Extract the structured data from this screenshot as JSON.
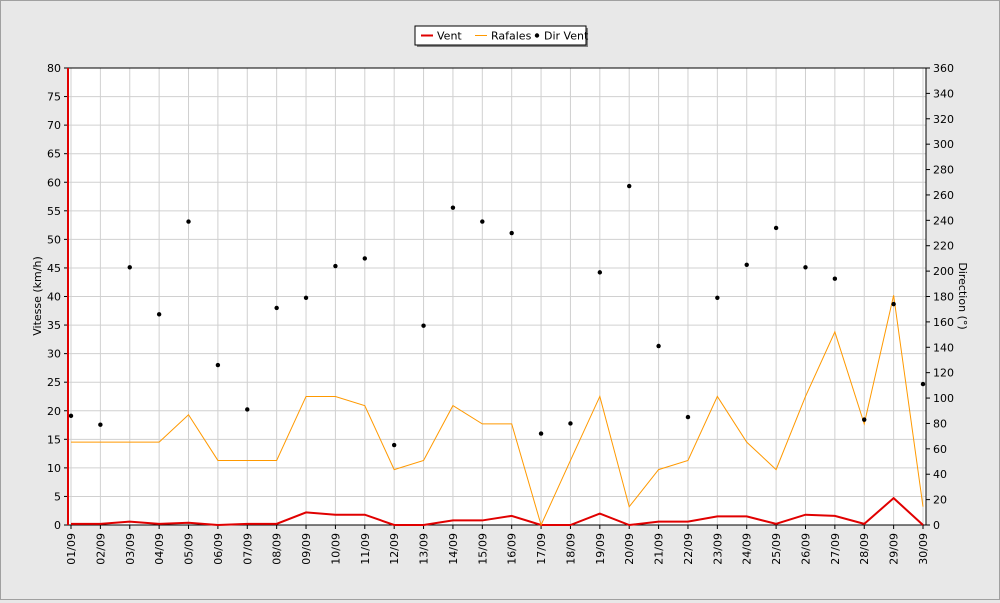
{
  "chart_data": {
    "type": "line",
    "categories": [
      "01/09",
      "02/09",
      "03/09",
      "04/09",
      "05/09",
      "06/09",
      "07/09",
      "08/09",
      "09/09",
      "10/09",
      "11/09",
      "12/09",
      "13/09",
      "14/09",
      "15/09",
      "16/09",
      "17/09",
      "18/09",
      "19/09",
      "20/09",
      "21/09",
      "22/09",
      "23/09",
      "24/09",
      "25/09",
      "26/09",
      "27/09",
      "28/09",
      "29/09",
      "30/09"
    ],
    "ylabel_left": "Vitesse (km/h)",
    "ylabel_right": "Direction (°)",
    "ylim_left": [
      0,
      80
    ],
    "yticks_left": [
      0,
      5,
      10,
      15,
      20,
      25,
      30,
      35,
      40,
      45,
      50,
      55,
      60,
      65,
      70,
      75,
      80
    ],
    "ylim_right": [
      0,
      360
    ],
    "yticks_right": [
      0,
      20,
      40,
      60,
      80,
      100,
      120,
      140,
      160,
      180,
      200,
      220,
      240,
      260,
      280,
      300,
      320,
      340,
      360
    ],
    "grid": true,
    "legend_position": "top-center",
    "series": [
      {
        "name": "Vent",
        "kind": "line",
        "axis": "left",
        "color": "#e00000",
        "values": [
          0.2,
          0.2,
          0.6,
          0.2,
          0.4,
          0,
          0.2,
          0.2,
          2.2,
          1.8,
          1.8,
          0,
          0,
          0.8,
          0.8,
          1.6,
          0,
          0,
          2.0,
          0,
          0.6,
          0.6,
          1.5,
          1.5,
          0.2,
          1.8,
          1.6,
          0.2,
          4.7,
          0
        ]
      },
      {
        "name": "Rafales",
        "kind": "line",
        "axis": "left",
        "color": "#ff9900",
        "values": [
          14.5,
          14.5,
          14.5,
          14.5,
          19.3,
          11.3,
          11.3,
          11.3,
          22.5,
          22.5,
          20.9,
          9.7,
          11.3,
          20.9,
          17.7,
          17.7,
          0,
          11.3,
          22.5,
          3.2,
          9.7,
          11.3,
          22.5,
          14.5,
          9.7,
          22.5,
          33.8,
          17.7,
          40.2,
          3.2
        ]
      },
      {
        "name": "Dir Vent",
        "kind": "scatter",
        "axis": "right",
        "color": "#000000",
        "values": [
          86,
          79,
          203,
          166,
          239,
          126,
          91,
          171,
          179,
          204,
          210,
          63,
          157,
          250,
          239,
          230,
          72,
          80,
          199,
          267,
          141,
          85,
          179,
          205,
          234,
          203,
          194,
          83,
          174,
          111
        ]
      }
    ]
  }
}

# # # #

Set down every record once more, word for word, without pictures.

Extract the structured data from this screenshot as JSON.
{
  "chart_data": {
    "type": "line",
    "categories": [
      "01/09",
      "02/09",
      "03/09",
      "04/09",
      "05/09",
      "06/09",
      "07/09",
      "08/09",
      "09/09",
      "10/09",
      "11/09",
      "12/09",
      "13/09",
      "14/09",
      "15/09",
      "16/09",
      "17/09",
      "18/09",
      "19/09",
      "20/09",
      "21/09",
      "22/09",
      "23/09",
      "24/09",
      "25/09",
      "26/09",
      "27/09",
      "28/09",
      "29/09",
      "30/09"
    ],
    "ylabel_left": "Vitesse (km/h)",
    "ylabel_right": "Direction (°)",
    "ylim_left": [
      0,
      80
    ],
    "yticks_left": [
      0,
      5,
      10,
      15,
      20,
      25,
      30,
      35,
      40,
      45,
      50,
      55,
      60,
      65,
      70,
      75,
      80
    ],
    "ylim_right": [
      0,
      360
    ],
    "yticks_right": [
      0,
      20,
      40,
      60,
      80,
      100,
      120,
      140,
      160,
      180,
      200,
      220,
      240,
      260,
      280,
      300,
      320,
      340,
      360
    ],
    "grid": true,
    "legend_position": "top-center",
    "series": [
      {
        "name": "Vent",
        "kind": "line",
        "axis": "left",
        "color": "#e00000",
        "values": [
          0.2,
          0.2,
          0.6,
          0.2,
          0.4,
          0,
          0.2,
          0.2,
          2.2,
          1.8,
          1.8,
          0,
          0,
          0.8,
          0.8,
          1.6,
          0,
          0,
          2.0,
          0,
          0.6,
          0.6,
          1.5,
          1.5,
          0.2,
          1.8,
          1.6,
          0.2,
          4.7,
          0
        ]
      },
      {
        "name": "Rafales",
        "kind": "line",
        "axis": "left",
        "color": "#ff9900",
        "values": [
          14.5,
          14.5,
          14.5,
          14.5,
          19.3,
          11.3,
          11.3,
          11.3,
          22.5,
          22.5,
          20.9,
          9.7,
          11.3,
          20.9,
          17.7,
          17.7,
          0,
          11.3,
          22.5,
          3.2,
          9.7,
          11.3,
          22.5,
          14.5,
          9.7,
          22.5,
          33.8,
          17.7,
          40.2,
          3.2
        ]
      },
      {
        "name": "Dir Vent",
        "kind": "scatter",
        "axis": "right",
        "color": "#000000",
        "values": [
          86,
          79,
          203,
          166,
          239,
          126,
          91,
          171,
          179,
          204,
          210,
          63,
          157,
          250,
          239,
          230,
          72,
          80,
          199,
          267,
          141,
          85,
          179,
          205,
          234,
          203,
          194,
          83,
          174,
          111
        ]
      }
    ]
  }
}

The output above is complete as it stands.